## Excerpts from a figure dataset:

===============

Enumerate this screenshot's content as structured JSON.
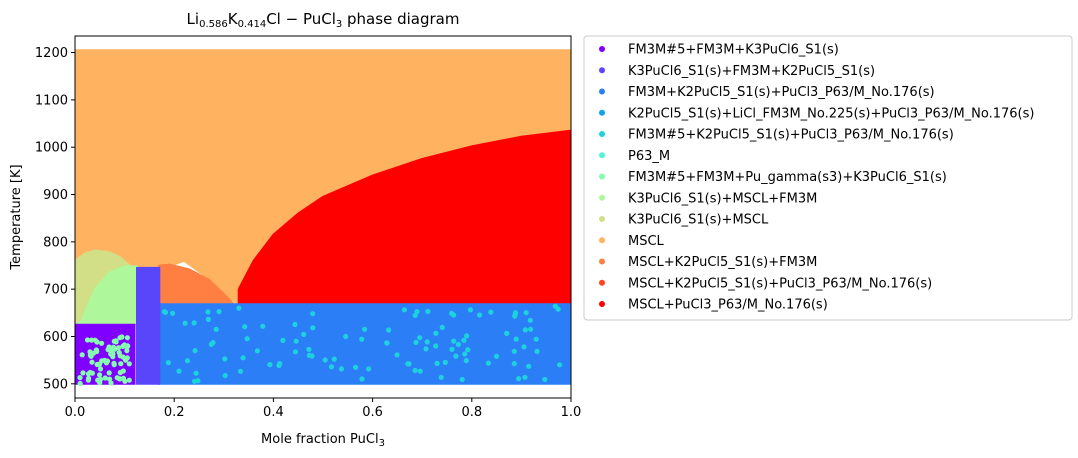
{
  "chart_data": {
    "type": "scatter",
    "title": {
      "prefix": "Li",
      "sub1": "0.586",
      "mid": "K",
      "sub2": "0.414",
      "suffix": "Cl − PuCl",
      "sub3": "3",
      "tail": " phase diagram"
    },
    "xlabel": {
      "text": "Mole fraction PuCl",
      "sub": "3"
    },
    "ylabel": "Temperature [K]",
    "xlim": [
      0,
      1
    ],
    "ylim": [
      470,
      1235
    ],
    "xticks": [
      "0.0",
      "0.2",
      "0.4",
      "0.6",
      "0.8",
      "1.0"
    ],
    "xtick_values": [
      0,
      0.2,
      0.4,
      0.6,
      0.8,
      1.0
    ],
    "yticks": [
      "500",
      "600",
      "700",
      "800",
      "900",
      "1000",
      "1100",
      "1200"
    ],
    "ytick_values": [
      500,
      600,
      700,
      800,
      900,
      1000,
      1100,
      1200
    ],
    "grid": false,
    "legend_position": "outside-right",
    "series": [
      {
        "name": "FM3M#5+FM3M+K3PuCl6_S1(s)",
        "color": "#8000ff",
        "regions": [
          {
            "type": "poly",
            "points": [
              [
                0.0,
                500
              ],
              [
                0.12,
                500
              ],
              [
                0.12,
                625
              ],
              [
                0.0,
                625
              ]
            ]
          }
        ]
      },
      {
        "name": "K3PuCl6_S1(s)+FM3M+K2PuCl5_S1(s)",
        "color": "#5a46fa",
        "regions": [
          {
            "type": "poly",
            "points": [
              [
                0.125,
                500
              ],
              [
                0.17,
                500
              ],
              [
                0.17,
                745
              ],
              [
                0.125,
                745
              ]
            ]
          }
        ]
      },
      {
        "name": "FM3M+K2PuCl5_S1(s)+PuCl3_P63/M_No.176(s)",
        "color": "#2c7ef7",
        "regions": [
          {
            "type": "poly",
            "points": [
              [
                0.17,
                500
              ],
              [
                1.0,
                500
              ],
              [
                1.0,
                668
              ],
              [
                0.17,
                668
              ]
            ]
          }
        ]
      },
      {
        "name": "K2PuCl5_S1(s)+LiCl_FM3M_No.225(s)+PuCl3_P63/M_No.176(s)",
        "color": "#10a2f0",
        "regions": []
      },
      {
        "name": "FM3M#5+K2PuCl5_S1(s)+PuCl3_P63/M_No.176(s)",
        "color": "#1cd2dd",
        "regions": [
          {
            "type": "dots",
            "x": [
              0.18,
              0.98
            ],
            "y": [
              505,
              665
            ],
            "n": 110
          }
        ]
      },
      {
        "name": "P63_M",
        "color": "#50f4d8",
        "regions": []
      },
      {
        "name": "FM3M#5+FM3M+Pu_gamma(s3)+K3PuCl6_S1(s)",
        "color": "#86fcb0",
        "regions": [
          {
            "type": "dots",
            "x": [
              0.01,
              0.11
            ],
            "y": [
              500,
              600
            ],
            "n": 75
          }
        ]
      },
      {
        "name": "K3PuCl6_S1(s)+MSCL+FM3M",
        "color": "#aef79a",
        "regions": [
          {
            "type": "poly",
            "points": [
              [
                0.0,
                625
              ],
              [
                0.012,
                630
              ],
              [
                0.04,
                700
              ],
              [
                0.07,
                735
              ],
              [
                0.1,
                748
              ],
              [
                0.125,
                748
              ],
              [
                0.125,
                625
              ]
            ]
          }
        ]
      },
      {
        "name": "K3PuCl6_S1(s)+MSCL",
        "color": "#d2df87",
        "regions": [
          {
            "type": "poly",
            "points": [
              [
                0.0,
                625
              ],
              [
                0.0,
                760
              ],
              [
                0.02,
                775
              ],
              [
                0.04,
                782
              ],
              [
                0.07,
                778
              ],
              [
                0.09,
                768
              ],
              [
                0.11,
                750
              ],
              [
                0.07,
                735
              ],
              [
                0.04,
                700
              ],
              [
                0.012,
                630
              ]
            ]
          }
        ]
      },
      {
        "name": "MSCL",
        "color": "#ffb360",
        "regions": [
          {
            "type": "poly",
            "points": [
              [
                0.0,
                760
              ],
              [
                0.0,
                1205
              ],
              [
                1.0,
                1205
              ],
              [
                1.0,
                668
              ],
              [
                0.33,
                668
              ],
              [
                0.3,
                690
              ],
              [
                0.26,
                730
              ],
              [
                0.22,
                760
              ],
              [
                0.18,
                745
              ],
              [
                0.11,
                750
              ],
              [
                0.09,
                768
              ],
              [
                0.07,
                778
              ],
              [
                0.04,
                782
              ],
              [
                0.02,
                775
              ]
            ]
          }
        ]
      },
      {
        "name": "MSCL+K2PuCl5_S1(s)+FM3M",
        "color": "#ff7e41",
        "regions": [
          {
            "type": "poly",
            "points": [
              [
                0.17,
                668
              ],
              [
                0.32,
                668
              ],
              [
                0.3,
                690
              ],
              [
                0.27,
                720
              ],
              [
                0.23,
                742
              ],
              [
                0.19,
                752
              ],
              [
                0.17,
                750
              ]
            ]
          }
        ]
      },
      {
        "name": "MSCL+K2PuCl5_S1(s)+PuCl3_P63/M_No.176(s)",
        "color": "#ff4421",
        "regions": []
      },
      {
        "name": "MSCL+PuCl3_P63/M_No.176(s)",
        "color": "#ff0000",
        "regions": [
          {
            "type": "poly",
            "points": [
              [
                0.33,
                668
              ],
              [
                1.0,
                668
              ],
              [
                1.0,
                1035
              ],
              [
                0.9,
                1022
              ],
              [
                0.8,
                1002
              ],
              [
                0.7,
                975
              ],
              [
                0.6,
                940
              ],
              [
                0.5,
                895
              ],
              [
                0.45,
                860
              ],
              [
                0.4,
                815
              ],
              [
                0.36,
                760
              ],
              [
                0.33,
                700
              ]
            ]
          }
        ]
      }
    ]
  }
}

===============

## REQUIREMENTS:
Reproduce the whole listing word for word, setting aside any pictures.

## OUTPUT FOR THIS EXERCISE:
Enumerate this screenshot's content as structured JSON.
{
  "chart_data": {
    "type": "scatter",
    "title": {
      "prefix": "Li",
      "sub1": "0.586",
      "mid": "K",
      "sub2": "0.414",
      "suffix": "Cl − PuCl",
      "sub3": "3",
      "tail": " phase diagram"
    },
    "xlabel": {
      "text": "Mole fraction PuCl",
      "sub": "3"
    },
    "ylabel": "Temperature [K]",
    "xlim": [
      0,
      1
    ],
    "ylim": [
      470,
      1235
    ],
    "xticks": [
      "0.0",
      "0.2",
      "0.4",
      "0.6",
      "0.8",
      "1.0"
    ],
    "xtick_values": [
      0,
      0.2,
      0.4,
      0.6,
      0.8,
      1.0
    ],
    "yticks": [
      "500",
      "600",
      "700",
      "800",
      "900",
      "1000",
      "1100",
      "1200"
    ],
    "ytick_values": [
      500,
      600,
      700,
      800,
      900,
      1000,
      1100,
      1200
    ],
    "grid": false,
    "legend_position": "outside-right",
    "series": [
      {
        "name": "FM3M#5+FM3M+K3PuCl6_S1(s)",
        "color": "#8000ff",
        "regions": [
          {
            "type": "poly",
            "points": [
              [
                0.0,
                500
              ],
              [
                0.12,
                500
              ],
              [
                0.12,
                625
              ],
              [
                0.0,
                625
              ]
            ]
          }
        ]
      },
      {
        "name": "K3PuCl6_S1(s)+FM3M+K2PuCl5_S1(s)",
        "color": "#5a46fa",
        "regions": [
          {
            "type": "poly",
            "points": [
              [
                0.125,
                500
              ],
              [
                0.17,
                500
              ],
              [
                0.17,
                745
              ],
              [
                0.125,
                745
              ]
            ]
          }
        ]
      },
      {
        "name": "FM3M+K2PuCl5_S1(s)+PuCl3_P63/M_No.176(s)",
        "color": "#2c7ef7",
        "regions": [
          {
            "type": "poly",
            "points": [
              [
                0.17,
                500
              ],
              [
                1.0,
                500
              ],
              [
                1.0,
                668
              ],
              [
                0.17,
                668
              ]
            ]
          }
        ]
      },
      {
        "name": "K2PuCl5_S1(s)+LiCl_FM3M_No.225(s)+PuCl3_P63/M_No.176(s)",
        "color": "#10a2f0",
        "regions": []
      },
      {
        "name": "FM3M#5+K2PuCl5_S1(s)+PuCl3_P63/M_No.176(s)",
        "color": "#1cd2dd",
        "regions": [
          {
            "type": "dots",
            "x": [
              0.18,
              0.98
            ],
            "y": [
              505,
              665
            ],
            "n": 110
          }
        ]
      },
      {
        "name": "P63_M",
        "color": "#50f4d8",
        "regions": []
      },
      {
        "name": "FM3M#5+FM3M+Pu_gamma(s3)+K3PuCl6_S1(s)",
        "color": "#86fcb0",
        "regions": [
          {
            "type": "dots",
            "x": [
              0.01,
              0.11
            ],
            "y": [
              500,
              600
            ],
            "n": 75
          }
        ]
      },
      {
        "name": "K3PuCl6_S1(s)+MSCL+FM3M",
        "color": "#aef79a",
        "regions": [
          {
            "type": "poly",
            "points": [
              [
                0.0,
                625
              ],
              [
                0.012,
                630
              ],
              [
                0.04,
                700
              ],
              [
                0.07,
                735
              ],
              [
                0.1,
                748
              ],
              [
                0.125,
                748
              ],
              [
                0.125,
                625
              ]
            ]
          }
        ]
      },
      {
        "name": "K3PuCl6_S1(s)+MSCL",
        "color": "#d2df87",
        "regions": [
          {
            "type": "poly",
            "points": [
              [
                0.0,
                625
              ],
              [
                0.0,
                760
              ],
              [
                0.02,
                775
              ],
              [
                0.04,
                782
              ],
              [
                0.07,
                778
              ],
              [
                0.09,
                768
              ],
              [
                0.11,
                750
              ],
              [
                0.07,
                735
              ],
              [
                0.04,
                700
              ],
              [
                0.012,
                630
              ]
            ]
          }
        ]
      },
      {
        "name": "MSCL",
        "color": "#ffb360",
        "regions": [
          {
            "type": "poly",
            "points": [
              [
                0.0,
                760
              ],
              [
                0.0,
                1205
              ],
              [
                1.0,
                1205
              ],
              [
                1.0,
                668
              ],
              [
                0.33,
                668
              ],
              [
                0.3,
                690
              ],
              [
                0.26,
                730
              ],
              [
                0.22,
                760
              ],
              [
                0.18,
                745
              ],
              [
                0.11,
                750
              ],
              [
                0.09,
                768
              ],
              [
                0.07,
                778
              ],
              [
                0.04,
                782
              ],
              [
                0.02,
                775
              ]
            ]
          }
        ]
      },
      {
        "name": "MSCL+K2PuCl5_S1(s)+FM3M",
        "color": "#ff7e41",
        "regions": [
          {
            "type": "poly",
            "points": [
              [
                0.17,
                668
              ],
              [
                0.32,
                668
              ],
              [
                0.3,
                690
              ],
              [
                0.27,
                720
              ],
              [
                0.23,
                742
              ],
              [
                0.19,
                752
              ],
              [
                0.17,
                750
              ]
            ]
          }
        ]
      },
      {
        "name": "MSCL+K2PuCl5_S1(s)+PuCl3_P63/M_No.176(s)",
        "color": "#ff4421",
        "regions": []
      },
      {
        "name": "MSCL+PuCl3_P63/M_No.176(s)",
        "color": "#ff0000",
        "regions": [
          {
            "type": "poly",
            "points": [
              [
                0.33,
                668
              ],
              [
                1.0,
                668
              ],
              [
                1.0,
                1035
              ],
              [
                0.9,
                1022
              ],
              [
                0.8,
                1002
              ],
              [
                0.7,
                975
              ],
              [
                0.6,
                940
              ],
              [
                0.5,
                895
              ],
              [
                0.45,
                860
              ],
              [
                0.4,
                815
              ],
              [
                0.36,
                760
              ],
              [
                0.33,
                700
              ]
            ]
          }
        ]
      }
    ]
  }
}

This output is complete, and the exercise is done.